*EXERCISE TASK*
Pick out and copy every line of the records that contains the string "pawn". Match case exactly.
━━━ MATERIAL SHOWN ━━━
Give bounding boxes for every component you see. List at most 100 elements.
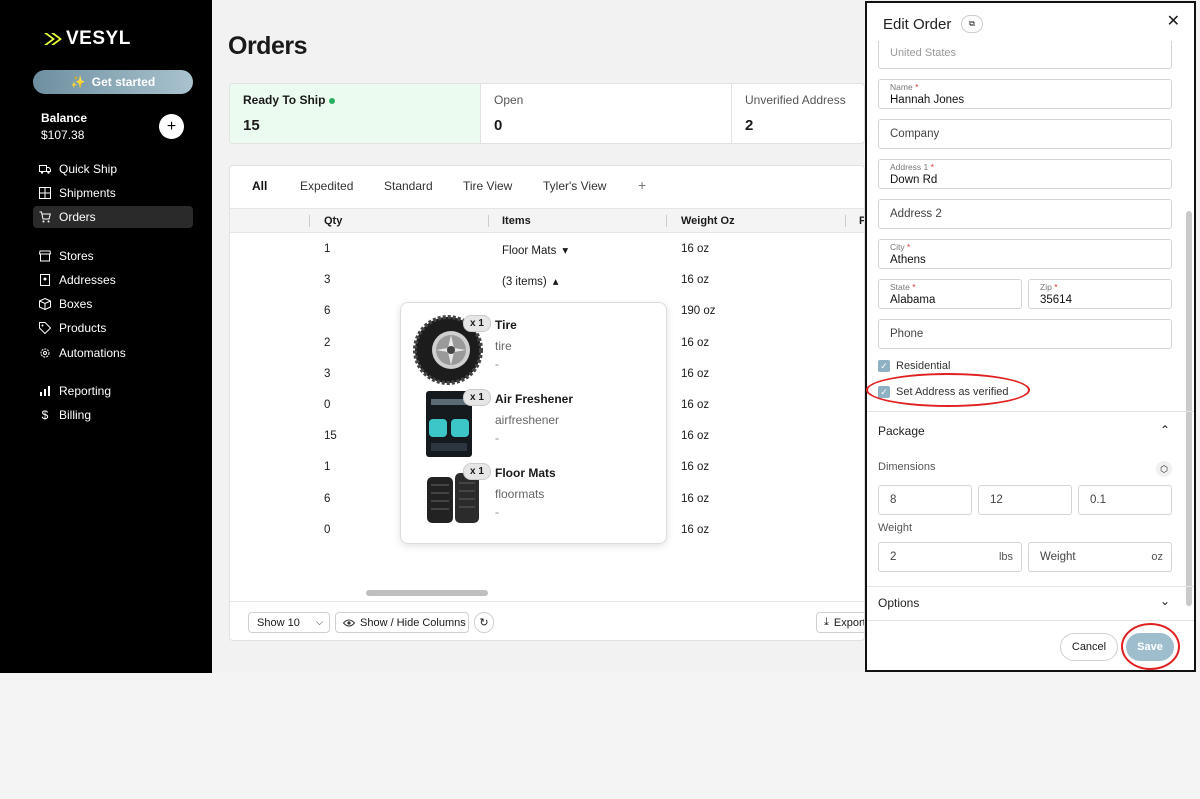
field-label: Zip [1040,282,1052,292]
weight-oz-field[interactable]: Weight oz [1028,542,1172,572]
required-mark: * [907,242,911,252]
zip-field[interactable]: Zip * 35614 [1028,279,1172,309]
nav-item-automations[interactable]: Automations [33,342,193,364]
reset-button[interactable]: ↻ [474,612,494,633]
nav-label: Quick Ship [59,162,118,176]
stat-label: Unverified Address [745,93,846,107]
items-cell[interactable]: (3 items) ▴ [502,274,559,288]
field-label: Address 1 [890,162,929,172]
weight-cell: 16 oz [681,399,710,411]
caret-icon[interactable]: ▴ [553,276,559,288]
gear-icon [40,348,50,358]
country-field[interactable]: United States [878,41,1172,69]
eye-icon [343,619,355,626]
nav-item-reporting[interactable]: Reporting [33,380,193,402]
horizontal-scrollbar[interactable] [366,590,488,596]
box-icon[interactable]: ⬡ [1156,461,1172,477]
tab-tire-view[interactable]: Tire View [463,179,512,193]
show-hide-columns-button[interactable]: Show / Hide Columns [335,612,469,633]
weight-cell: 16 oz [681,336,710,349]
oz-unit: oz [1151,551,1163,563]
get-started-label: Get started [91,75,156,89]
company-field[interactable]: Company [878,119,1172,149]
column-separator[interactable] [488,215,489,227]
weight-lbs-value: 2 [890,551,897,563]
nav-item-quick-ship[interactable]: Quick Ship [33,158,193,180]
verified-checkbox[interactable]: ✓ Set Address as verified [878,386,1009,398]
table-header: Qty Items Weight Oz P [230,208,864,233]
nav-label: Reporting [59,384,112,398]
chevron-down-icon[interactable]: ⌄ [1160,594,1170,608]
qty-cell: 0 [324,523,331,536]
column-header-qty[interactable]: Qty [324,215,342,227]
nav-item-addresses[interactable]: Addresses [33,269,193,291]
chevron-up-icon[interactable]: ⌃ [1160,423,1170,437]
height-field[interactable]: 0.1 [1078,485,1172,515]
item-name: Tire [495,318,517,332]
required-mark: * [930,162,934,172]
stat-ready-to-ship[interactable]: Ready To Ship 15 [230,84,481,143]
item-extra: - [495,431,499,445]
package-section-title[interactable]: Package [878,424,925,438]
qty-cell: 6 [324,492,331,505]
weight-lbs-field[interactable]: 2 lbs [878,542,1022,572]
stat-open[interactable]: Open 0 [481,84,732,143]
address2-field[interactable]: Address 2 [878,199,1172,229]
stat-unverified-address[interactable]: Unverified Address 2 [732,84,864,143]
options-section-title[interactable]: Options [878,596,919,610]
logo[interactable]: VESYL [42,28,131,50]
nav-item-orders[interactable]: Orders [33,206,193,228]
grid-icon [39,187,51,199]
column-separator[interactable] [845,215,846,227]
export-button[interactable]: ⤓ Export [816,612,864,633]
length-field[interactable]: 8 [878,485,972,515]
add-balance-button[interactable]: + [159,114,184,139]
nav-label: Stores [59,249,94,263]
weight-cell: 16 oz [681,492,710,505]
tab-all[interactable]: All [252,179,267,193]
table-row[interactable]: 3 (3 items) ▴ 16 oz [230,265,864,296]
column-separator[interactable] [666,215,667,227]
field-label: Name [890,82,913,92]
nav-item-stores[interactable]: Stores [33,245,193,267]
items-cell[interactable]: Floor Mats ▾ [502,243,568,257]
divider [867,586,1194,587]
nav-item-billing[interactable]: $ Billing [33,404,193,426]
item-sku: airfreshener [495,413,560,427]
name-field[interactable]: Name * Hannah Jones [878,79,1172,109]
sidebar: VESYL ✨ Get started Balance $107.38 + Qu… [0,0,212,673]
tab-tylers-view[interactable]: Tyler's View [543,179,606,193]
company-placeholder: Company [890,128,940,140]
page-size-select[interactable]: Show 10 ⌵ [248,612,330,633]
address1-field[interactable]: Address 1 * Down Rd [878,159,1172,189]
item-extra: - [495,505,499,519]
nav-item-shipments[interactable]: Shipments [33,182,193,204]
weight-oz-placeholder: Weight [1040,551,1076,563]
nav-item-boxes[interactable]: Boxes [33,293,193,315]
table-row[interactable]: 1 Floor Mats ▾ 16 oz [230,234,864,265]
caret-icon[interactable]: ▾ [562,245,568,257]
column-separator[interactable] [309,215,310,227]
tab-standard[interactable]: Standard [384,179,433,193]
popover-item: x 1 Tire tire - [413,315,663,385]
bar-chart-icon [40,386,50,396]
nav-label: Shipments [59,186,116,200]
tab-expedited[interactable]: Expedited [300,179,353,193]
phone-field[interactable]: Phone [878,319,1172,349]
get-started-button[interactable]: ✨ Get started [33,70,193,94]
close-icon[interactable]: ✕ [1167,11,1180,31]
city-field[interactable]: City * Athens [878,239,1172,269]
cart-icon [39,211,51,223]
column-header-items[interactable]: Items [502,215,531,227]
residential-checkbox[interactable]: ✓ Residential [878,360,950,372]
save-button[interactable]: Save [1126,633,1174,661]
nav-item-products[interactable]: Products [33,317,193,339]
add-tab-button[interactable]: + [638,177,646,193]
copy-icon[interactable]: ⧉ [961,15,983,33]
checkmark-icon: ✓ [878,360,890,372]
vertical-scrollbar[interactable] [1186,211,1192,606]
column-header-weight[interactable]: Weight Oz [681,215,735,227]
cancel-button[interactable]: Cancel [1060,633,1118,661]
state-field[interactable]: State * Alabama [878,279,1022,309]
width-field[interactable]: 12 [978,485,1072,515]
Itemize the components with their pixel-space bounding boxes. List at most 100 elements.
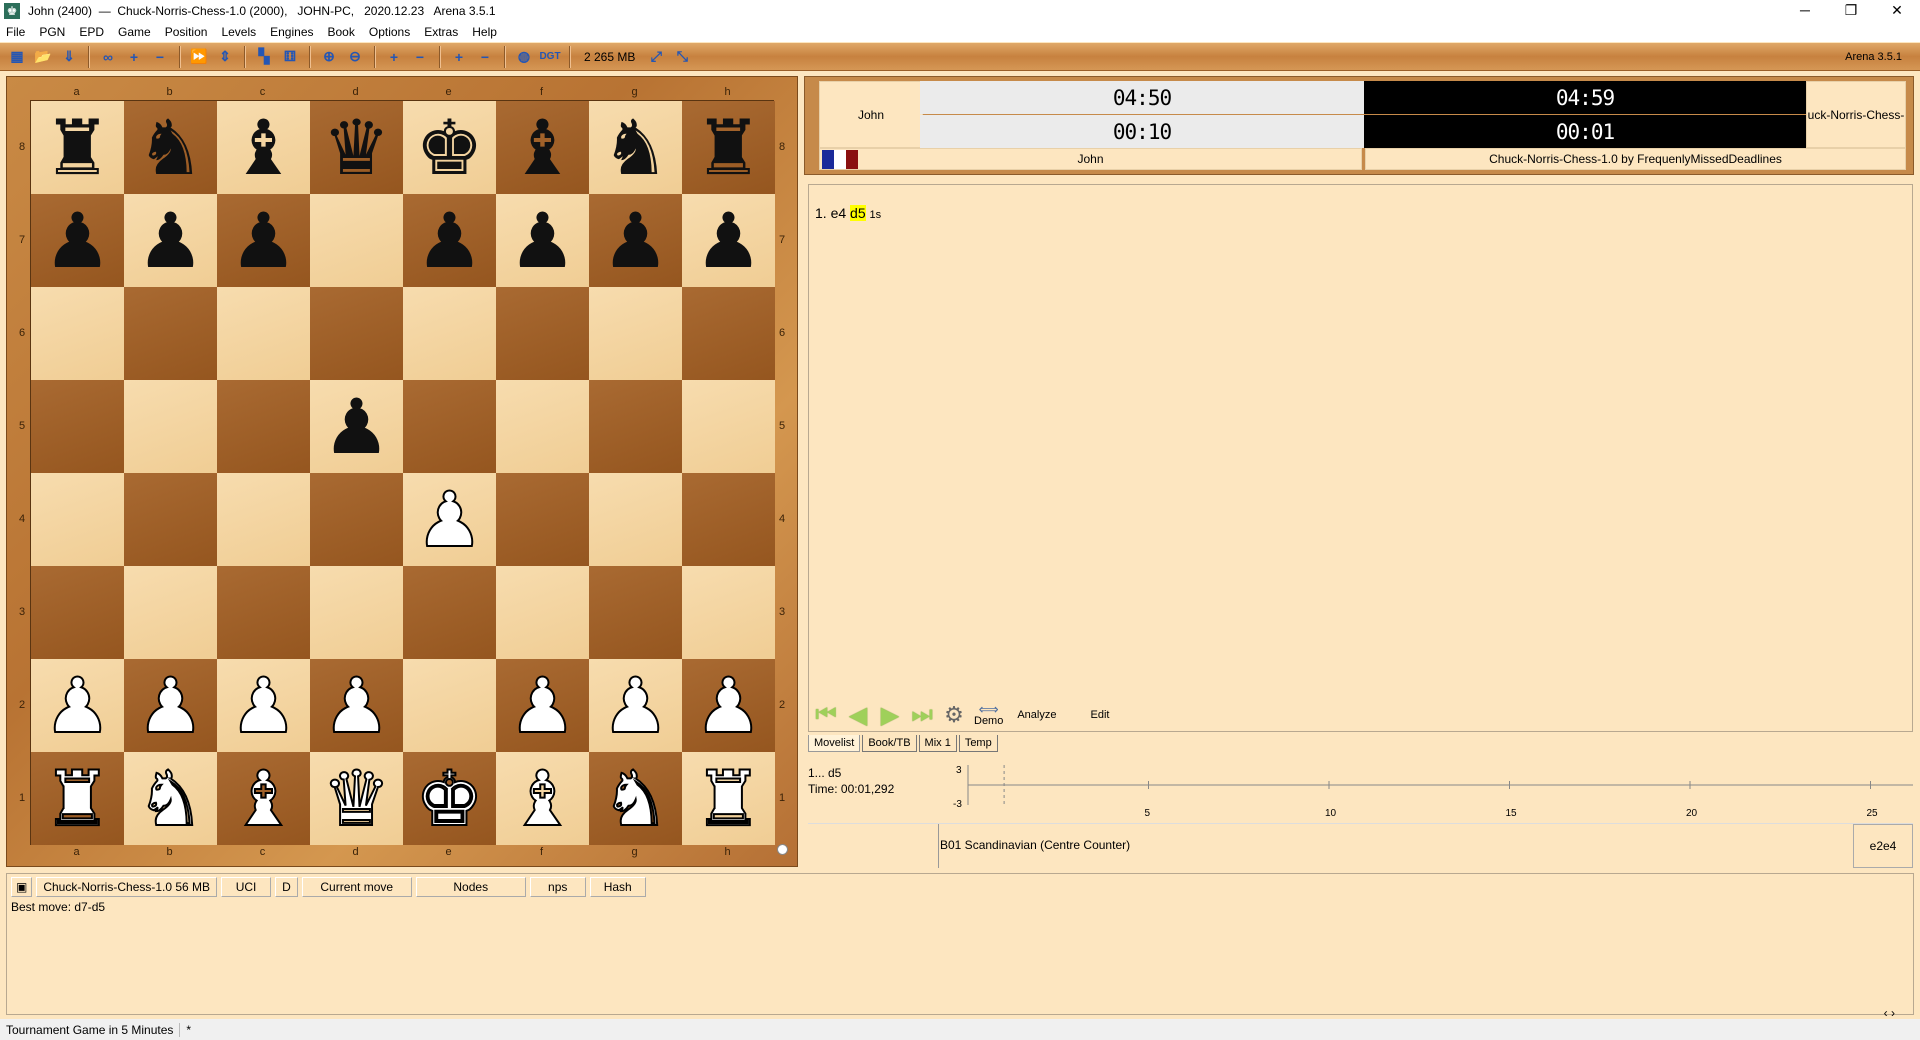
square-h3[interactable] bbox=[682, 566, 775, 659]
square-a7[interactable]: ♟ bbox=[31, 194, 124, 287]
square-h4[interactable] bbox=[682, 473, 775, 566]
square-a4[interactable] bbox=[31, 473, 124, 566]
close-button[interactable]: ✕ bbox=[1874, 0, 1920, 20]
square-b6[interactable] bbox=[124, 287, 217, 380]
analyze-button[interactable]: Analyze bbox=[1017, 709, 1056, 721]
white-pawn-icon[interactable]: ♟ bbox=[321, 666, 391, 744]
square-g1[interactable]: ♞ bbox=[589, 752, 682, 845]
white-knight-icon[interactable]: ♞ bbox=[600, 759, 670, 837]
square-a3[interactable] bbox=[31, 566, 124, 659]
square-a6[interactable] bbox=[31, 287, 124, 380]
last-move-button[interactable]: ⏭ bbox=[908, 701, 936, 728]
square-h7[interactable]: ♟ bbox=[682, 194, 775, 287]
square-g6[interactable] bbox=[589, 287, 682, 380]
square-d2[interactable]: ♟ bbox=[310, 659, 403, 752]
square-h2[interactable]: ♟ bbox=[682, 659, 775, 752]
white-queen-icon[interactable]: ♛ bbox=[321, 759, 391, 837]
square-a8[interactable]: ♜ bbox=[31, 101, 124, 194]
square-b7[interactable]: ♟ bbox=[124, 194, 217, 287]
square-f3[interactable] bbox=[496, 566, 589, 659]
demo-button[interactable]: ⟺ Demo bbox=[974, 702, 1003, 727]
black-pawn-icon[interactable]: ♟ bbox=[229, 202, 297, 279]
menu-help[interactable]: Help bbox=[472, 25, 497, 39]
level-plus-icon[interactable]: + bbox=[123, 47, 145, 67]
white-pawn-icon[interactable]: ♟ bbox=[693, 666, 763, 744]
square-g7[interactable]: ♟ bbox=[589, 194, 682, 287]
square-c5[interactable] bbox=[217, 380, 310, 473]
black-pawn-icon[interactable]: ♟ bbox=[322, 388, 390, 465]
square-b4[interactable] bbox=[124, 473, 217, 566]
square-h6[interactable] bbox=[682, 287, 775, 380]
square-f7[interactable]: ♟ bbox=[496, 194, 589, 287]
square-h1[interactable]: ♜ bbox=[682, 752, 775, 845]
square-e3[interactable] bbox=[403, 566, 496, 659]
square-c8[interactable]: ♝ bbox=[217, 101, 310, 194]
square-g3[interactable] bbox=[589, 566, 682, 659]
square-a5[interactable] bbox=[31, 380, 124, 473]
square-d5[interactable]: ♟ bbox=[310, 380, 403, 473]
square-b2[interactable]: ♟ bbox=[124, 659, 217, 752]
minimize-button[interactable]: ─ bbox=[1782, 0, 1828, 20]
save-icon[interactable]: ⇓ bbox=[58, 47, 80, 67]
maximize-icon[interactable]: ⤢ bbox=[645, 47, 667, 67]
square-d3[interactable] bbox=[310, 566, 403, 659]
menu-file[interactable]: File bbox=[6, 25, 25, 39]
white-pawn-icon[interactable]: ♟ bbox=[228, 666, 298, 744]
engine-icon[interactable]: ▣ bbox=[11, 877, 33, 897]
black-pawn-icon[interactable]: ♟ bbox=[415, 202, 483, 279]
square-c1[interactable]: ♝ bbox=[217, 752, 310, 845]
tab-book-tb[interactable]: Book/TB bbox=[862, 735, 917, 752]
white-rook-icon[interactable]: ♜ bbox=[42, 759, 112, 837]
square-e8[interactable]: ♚ bbox=[403, 101, 496, 194]
square-a2[interactable]: ♟ bbox=[31, 659, 124, 752]
black-rook-icon[interactable]: ♜ bbox=[43, 109, 111, 186]
white-pawn-icon[interactable]: ♟ bbox=[507, 666, 577, 744]
white-pawn-icon[interactable]: ♟ bbox=[135, 666, 205, 744]
square-g8[interactable]: ♞ bbox=[589, 101, 682, 194]
white-rook-icon[interactable]: ♜ bbox=[693, 759, 763, 837]
square-e7[interactable]: ♟ bbox=[403, 194, 496, 287]
black-knight-icon[interactable]: ♞ bbox=[601, 109, 669, 186]
square-a1[interactable]: ♜ bbox=[31, 752, 124, 845]
black-king-icon[interactable]: ♚ bbox=[415, 109, 483, 186]
edit-button[interactable]: Edit bbox=[1090, 709, 1109, 721]
move-list[interactable]: 1. e4 d5 1s bbox=[808, 184, 1913, 732]
square-d1[interactable]: ♛ bbox=[310, 752, 403, 845]
menu-extras[interactable]: Extras bbox=[424, 25, 458, 39]
level-minus-icon[interactable]: − bbox=[149, 47, 171, 67]
tab-mix-1[interactable]: Mix 1 bbox=[918, 735, 957, 752]
menu-epd[interactable]: EPD bbox=[79, 25, 104, 39]
scroll-arrows[interactable]: ‹ › bbox=[1884, 1006, 1895, 1020]
menu-levels[interactable]: Levels bbox=[221, 25, 256, 39]
open-icon[interactable]: 📂 bbox=[32, 47, 54, 67]
zoom-out-icon[interactable]: ⊖ bbox=[344, 47, 366, 67]
move-white[interactable]: e4 bbox=[831, 205, 847, 221]
epd-plus-icon[interactable]: + bbox=[448, 47, 470, 67]
flip-icon[interactable]: ⇕ bbox=[214, 47, 236, 67]
square-c4[interactable] bbox=[217, 473, 310, 566]
tab-movelist[interactable]: Movelist bbox=[808, 735, 861, 752]
black-bishop-icon[interactable]: ♝ bbox=[229, 109, 297, 186]
zoom-in-icon[interactable]: ⊕ bbox=[318, 47, 340, 67]
black-rook-icon[interactable]: ♜ bbox=[694, 109, 762, 186]
square-d4[interactable] bbox=[310, 473, 403, 566]
white-bishop-icon[interactable]: ♝ bbox=[228, 759, 298, 837]
fast-forward-icon[interactable]: ⏩ bbox=[188, 47, 210, 67]
chess-board[interactable]: ♜ ♞ ♝ ♛ ♚ ♝ ♞ ♜ ♟ ♟ ♟ ♟ ♟ ♟ ♟ ♟ ♟ ♟ ♟ ♟ ♟ ♟ ♟ ♟ ♜ ♞ ♝ ♛ ♚ ♝ ♞ ♜ bbox=[30, 100, 775, 845]
square-g5[interactable] bbox=[589, 380, 682, 473]
square-g4[interactable] bbox=[589, 473, 682, 566]
square-d8[interactable]: ♛ bbox=[310, 101, 403, 194]
menu-game[interactable]: Game bbox=[118, 25, 151, 39]
menu-book[interactable]: Book bbox=[328, 25, 355, 39]
new-game-icon[interactable]: ▦ bbox=[6, 47, 28, 67]
square-e6[interactable] bbox=[403, 287, 496, 380]
board-setup-icon[interactable]: ▚ bbox=[253, 47, 275, 67]
next-move-button[interactable]: ▶ bbox=[876, 702, 904, 729]
black-pawn-icon[interactable]: ♟ bbox=[694, 202, 762, 279]
black-queen-icon[interactable]: ♛ bbox=[322, 109, 390, 186]
black-bishop-icon[interactable]: ♝ bbox=[508, 109, 576, 186]
black-knight-icon[interactable]: ♞ bbox=[136, 109, 204, 186]
pgn-minus-icon[interactable]: − bbox=[409, 47, 431, 67]
white-pawn-icon[interactable]: ♟ bbox=[600, 666, 670, 744]
square-b3[interactable] bbox=[124, 566, 217, 659]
━━━
*WRITTEN SOLUTION*
white-pawn-icon[interactable]: ♟ bbox=[321, 666, 391, 744]
black-pawn-icon[interactable]: ♟ bbox=[229, 202, 297, 279]
white-pawn-icon[interactable]: ♟ bbox=[693, 666, 763, 744]
black-pawn-icon[interactable]: ♟ bbox=[322, 388, 390, 465]
white-pawn-icon[interactable]: ♟ bbox=[228, 666, 298, 744]
black-pawn-icon[interactable]: ♟ bbox=[415, 202, 483, 279]
white-pawn-icon[interactable]: ♟ bbox=[507, 666, 577, 744]
white-pawn-icon[interactable]: ♟ bbox=[135, 666, 205, 744]
black-pawn-icon[interactable]: ♟ bbox=[694, 202, 762, 279]
white-pawn-icon[interactable]: ♟ bbox=[600, 666, 670, 744]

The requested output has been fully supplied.